Dataset excerpt
- - - - -

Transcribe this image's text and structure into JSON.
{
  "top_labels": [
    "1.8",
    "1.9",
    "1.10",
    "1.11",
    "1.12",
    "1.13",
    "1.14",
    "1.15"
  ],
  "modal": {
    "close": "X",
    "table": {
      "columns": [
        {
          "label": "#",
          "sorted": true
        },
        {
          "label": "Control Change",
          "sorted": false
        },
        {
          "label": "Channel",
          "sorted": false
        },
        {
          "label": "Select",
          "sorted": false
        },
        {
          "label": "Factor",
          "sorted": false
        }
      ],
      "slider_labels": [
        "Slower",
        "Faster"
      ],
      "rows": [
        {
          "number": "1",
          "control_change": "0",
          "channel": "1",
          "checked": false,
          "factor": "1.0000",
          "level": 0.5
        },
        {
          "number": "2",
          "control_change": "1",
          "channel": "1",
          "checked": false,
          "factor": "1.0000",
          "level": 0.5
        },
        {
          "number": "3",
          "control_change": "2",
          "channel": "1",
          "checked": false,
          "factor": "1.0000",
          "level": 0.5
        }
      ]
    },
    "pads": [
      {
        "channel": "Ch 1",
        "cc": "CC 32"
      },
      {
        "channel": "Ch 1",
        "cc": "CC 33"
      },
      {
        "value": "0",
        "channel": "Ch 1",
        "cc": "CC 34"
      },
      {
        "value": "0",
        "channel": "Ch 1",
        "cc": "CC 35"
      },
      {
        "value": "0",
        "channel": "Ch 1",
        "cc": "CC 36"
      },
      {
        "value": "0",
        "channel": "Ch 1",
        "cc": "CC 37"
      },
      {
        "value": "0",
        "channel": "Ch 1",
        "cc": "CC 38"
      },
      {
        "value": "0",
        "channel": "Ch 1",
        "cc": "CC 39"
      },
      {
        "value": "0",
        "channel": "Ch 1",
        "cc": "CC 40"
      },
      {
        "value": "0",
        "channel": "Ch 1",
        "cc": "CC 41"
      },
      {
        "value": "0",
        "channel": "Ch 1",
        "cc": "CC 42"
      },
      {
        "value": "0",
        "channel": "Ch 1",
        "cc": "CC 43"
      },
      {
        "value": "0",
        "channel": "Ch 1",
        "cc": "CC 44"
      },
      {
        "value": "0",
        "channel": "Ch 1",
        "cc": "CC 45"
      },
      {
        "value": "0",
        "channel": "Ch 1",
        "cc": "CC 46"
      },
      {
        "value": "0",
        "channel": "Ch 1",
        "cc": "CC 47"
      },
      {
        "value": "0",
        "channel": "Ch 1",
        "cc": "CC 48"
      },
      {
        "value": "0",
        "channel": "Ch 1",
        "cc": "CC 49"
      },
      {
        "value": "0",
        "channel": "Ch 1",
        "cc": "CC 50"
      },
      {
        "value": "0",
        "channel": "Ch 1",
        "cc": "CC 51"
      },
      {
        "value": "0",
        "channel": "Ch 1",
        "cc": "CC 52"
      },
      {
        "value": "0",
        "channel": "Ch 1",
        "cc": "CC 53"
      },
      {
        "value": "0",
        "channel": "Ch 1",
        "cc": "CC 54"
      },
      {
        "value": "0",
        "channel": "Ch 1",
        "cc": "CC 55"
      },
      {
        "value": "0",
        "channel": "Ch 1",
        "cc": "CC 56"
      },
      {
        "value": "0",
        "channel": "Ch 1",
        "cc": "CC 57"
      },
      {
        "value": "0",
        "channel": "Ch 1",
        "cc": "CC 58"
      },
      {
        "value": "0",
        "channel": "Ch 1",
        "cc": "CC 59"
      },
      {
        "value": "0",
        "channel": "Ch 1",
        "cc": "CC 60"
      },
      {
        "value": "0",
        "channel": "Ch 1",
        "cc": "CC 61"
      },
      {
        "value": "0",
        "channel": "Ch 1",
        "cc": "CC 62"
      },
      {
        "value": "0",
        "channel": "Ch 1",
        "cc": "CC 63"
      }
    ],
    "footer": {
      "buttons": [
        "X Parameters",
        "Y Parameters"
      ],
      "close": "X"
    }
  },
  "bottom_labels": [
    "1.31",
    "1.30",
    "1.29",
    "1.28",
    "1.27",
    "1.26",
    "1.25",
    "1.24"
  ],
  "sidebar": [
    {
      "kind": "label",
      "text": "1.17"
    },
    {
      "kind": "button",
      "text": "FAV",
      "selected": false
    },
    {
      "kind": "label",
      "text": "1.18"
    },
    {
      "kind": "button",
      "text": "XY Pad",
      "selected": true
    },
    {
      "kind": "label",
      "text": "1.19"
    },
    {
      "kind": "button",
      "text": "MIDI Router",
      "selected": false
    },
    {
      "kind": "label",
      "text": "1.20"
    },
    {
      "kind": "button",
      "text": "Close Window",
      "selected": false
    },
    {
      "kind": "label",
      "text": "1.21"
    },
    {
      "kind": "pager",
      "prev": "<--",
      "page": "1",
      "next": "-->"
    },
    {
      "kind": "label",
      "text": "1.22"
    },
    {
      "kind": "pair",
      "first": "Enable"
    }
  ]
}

- - - - -

## Work instructions
Reproduce the entries above exactly.

## Problem solution
Transcribe this image's text and structure into JSON.
{
  "top_labels": [
    "1.8",
    "1.9",
    "1.10",
    "1.11",
    "1.12",
    "1.13",
    "1.14",
    "1.15"
  ],
  "modal": {
    "close": "X",
    "table": {
      "columns": [
        {
          "label": "#",
          "sorted": true
        },
        {
          "label": "Control Change",
          "sorted": false
        },
        {
          "label": "Channel",
          "sorted": false
        },
        {
          "label": "Select",
          "sorted": false
        },
        {
          "label": "Factor",
          "sorted": false
        }
      ],
      "slider_labels": [
        "Slower",
        "Faster"
      ],
      "rows": [
        {
          "number": "1",
          "control_change": "0",
          "channel": "1",
          "checked": false,
          "factor": "1.0000",
          "level": 0.5
        },
        {
          "number": "2",
          "control_change": "1",
          "channel": "1",
          "checked": false,
          "factor": "1.0000",
          "level": 0.5
        },
        {
          "number": "3",
          "control_change": "2",
          "channel": "1",
          "checked": false,
          "factor": "1.0000",
          "level": 0.5
        }
      ]
    },
    "pads": [
      {
        "channel": "Ch 1",
        "cc": "CC 32"
      },
      {
        "channel": "Ch 1",
        "cc": "CC 33"
      },
      {
        "value": "0",
        "channel": "Ch 1",
        "cc": "CC 34"
      },
      {
        "value": "0",
        "channel": "Ch 1",
        "cc": "CC 35"
      },
      {
        "value": "0",
        "channel": "Ch 1",
        "cc": "CC 36"
      },
      {
        "value": "0",
        "channel": "Ch 1",
        "cc": "CC 37"
      },
      {
        "value": "0",
        "channel": "Ch 1",
        "cc": "CC 38"
      },
      {
        "value": "0",
        "channel": "Ch 1",
        "cc": "CC 39"
      },
      {
        "value": "0",
        "channel": "Ch 1",
        "cc": "CC 40"
      },
      {
        "value": "0",
        "channel": "Ch 1",
        "cc": "CC 41"
      },
      {
        "value": "0",
        "channel": "Ch 1",
        "cc": "CC 42"
      },
      {
        "value": "0",
        "channel": "Ch 1",
        "cc": "CC 43"
      },
      {
        "value": "0",
        "channel": "Ch 1",
        "cc": "CC 44"
      },
      {
        "value": "0",
        "channel": "Ch 1",
        "cc": "CC 45"
      },
      {
        "value": "0",
        "channel": "Ch 1",
        "cc": "CC 46"
      },
      {
        "value": "0",
        "channel": "Ch 1",
        "cc": "CC 47"
      },
      {
        "value": "0",
        "channel": "Ch 1",
        "cc": "CC 48"
      },
      {
        "value": "0",
        "channel": "Ch 1",
        "cc": "CC 49"
      },
      {
        "value": "0",
        "channel": "Ch 1",
        "cc": "CC 50"
      },
      {
        "value": "0",
        "channel": "Ch 1",
        "cc": "CC 51"
      },
      {
        "value": "0",
        "channel": "Ch 1",
        "cc": "CC 52"
      },
      {
        "value": "0",
        "channel": "Ch 1",
        "cc": "CC 53"
      },
      {
        "value": "0",
        "channel": "Ch 1",
        "cc": "CC 54"
      },
      {
        "value": "0",
        "channel": "Ch 1",
        "cc": "CC 55"
      },
      {
        "value": "0",
        "channel": "Ch 1",
        "cc": "CC 56"
      },
      {
        "value": "0",
        "channel": "Ch 1",
        "cc": "CC 57"
      },
      {
        "value": "0",
        "channel": "Ch 1",
        "cc": "CC 58"
      },
      {
        "value": "0",
        "channel": "Ch 1",
        "cc": "CC 59"
      },
      {
        "value": "0",
        "channel": "Ch 1",
        "cc": "CC 60"
      },
      {
        "value": "0",
        "channel": "Ch 1",
        "cc": "CC 61"
      },
      {
        "value": "0",
        "channel": "Ch 1",
        "cc": "CC 62"
      },
      {
        "value": "0",
        "channel": "Ch 1",
        "cc": "CC 63"
      }
    ],
    "footer": {
      "buttons": [
        "X Parameters",
        "Y Parameters"
      ],
      "close": "X"
    }
  },
  "bottom_labels": [
    "1.31",
    "1.30",
    "1.29",
    "1.28",
    "1.27",
    "1.26",
    "1.25",
    "1.24"
  ],
  "sidebar": [
    {
      "kind": "label",
      "text": "1.17"
    },
    {
      "kind": "button",
      "text": "FAV",
      "selected": false
    },
    {
      "kind": "label",
      "text": "1.18"
    },
    {
      "kind": "button",
      "text": "XY Pad",
      "selected": true
    },
    {
      "kind": "label",
      "text": "1.19"
    },
    {
      "kind": "button",
      "text": "MIDI Router",
      "selected": false
    },
    {
      "kind": "label",
      "text": "1.20"
    },
    {
      "kind": "button",
      "text": "Close Window",
      "selected": false
    },
    {
      "kind": "label",
      "text": "1.21"
    },
    {
      "kind": "pager",
      "prev": "<--",
      "page": "1",
      "next": "-->"
    },
    {
      "kind": "label",
      "text": "1.22"
    },
    {
      "kind": "pair",
      "first": "Enable"
    }
  ]
}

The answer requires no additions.